--- begin THE DATA ---

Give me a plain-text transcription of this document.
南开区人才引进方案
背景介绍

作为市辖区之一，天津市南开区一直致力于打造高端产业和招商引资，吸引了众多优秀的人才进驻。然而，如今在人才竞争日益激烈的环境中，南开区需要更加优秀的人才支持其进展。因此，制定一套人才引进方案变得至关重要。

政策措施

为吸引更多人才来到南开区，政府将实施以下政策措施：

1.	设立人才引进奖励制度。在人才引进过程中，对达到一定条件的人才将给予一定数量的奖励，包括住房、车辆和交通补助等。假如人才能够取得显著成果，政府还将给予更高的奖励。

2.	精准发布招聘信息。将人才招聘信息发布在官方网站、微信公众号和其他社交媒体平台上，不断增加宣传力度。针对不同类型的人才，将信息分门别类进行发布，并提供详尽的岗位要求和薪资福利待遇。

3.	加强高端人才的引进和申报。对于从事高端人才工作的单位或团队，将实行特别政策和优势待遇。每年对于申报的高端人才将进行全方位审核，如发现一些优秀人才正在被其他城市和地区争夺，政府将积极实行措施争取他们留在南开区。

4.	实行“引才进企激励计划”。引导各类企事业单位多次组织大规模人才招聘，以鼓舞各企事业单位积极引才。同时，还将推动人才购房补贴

--- end THE DATA ---

EXERCISE GOAL: Above are the records; copy all of them exactly.

THE REPLY:
Give me a plain-text transcription of this document.
南开区人才引进方案
背景介绍

作为市辖区之一，天津市南开区一直致力于打造高端产业和招商引资，吸引了众多优秀的人才进驻。然而，如今在人才竞争日益激烈的环境中，南开区需要更加优秀的人才支持其进展。因此，制定一套人才引进方案变得至关重要。

政策措施

为吸引更多人才来到南开区，政府将实施以下政策措施：

1.	设立人才引进奖励制度。在人才引进过程中，对达到一定条件的人才将给予一定数量的奖励，包括住房、车辆和交通补助等。假如人才能够取得显著成果，政府还将给予更高的奖励。

2.	精准发布招聘信息。将人才招聘信息发布在官方网站、微信公众号和其他社交媒体平台上，不断增加宣传力度。针对不同类型的人才，将信息分门别类进行发布，并提供详尽的岗位要求和薪资福利待遇。

3.	加强高端人才的引进和申报。对于从事高端人才工作的单位或团队，将实行特别政策和优势待遇。每年对于申报的高端人才将进行全方位审核，如发现一些优秀人才正在被其他城市和地区争夺，政府将积极实行措施争取他们留在南开区。

4.	实行“引才进企激励计划”。引导各类企事业单位多次组织大规模人才招聘，以鼓舞各企事业单位积极引才。同时，还将推动人才购房补贴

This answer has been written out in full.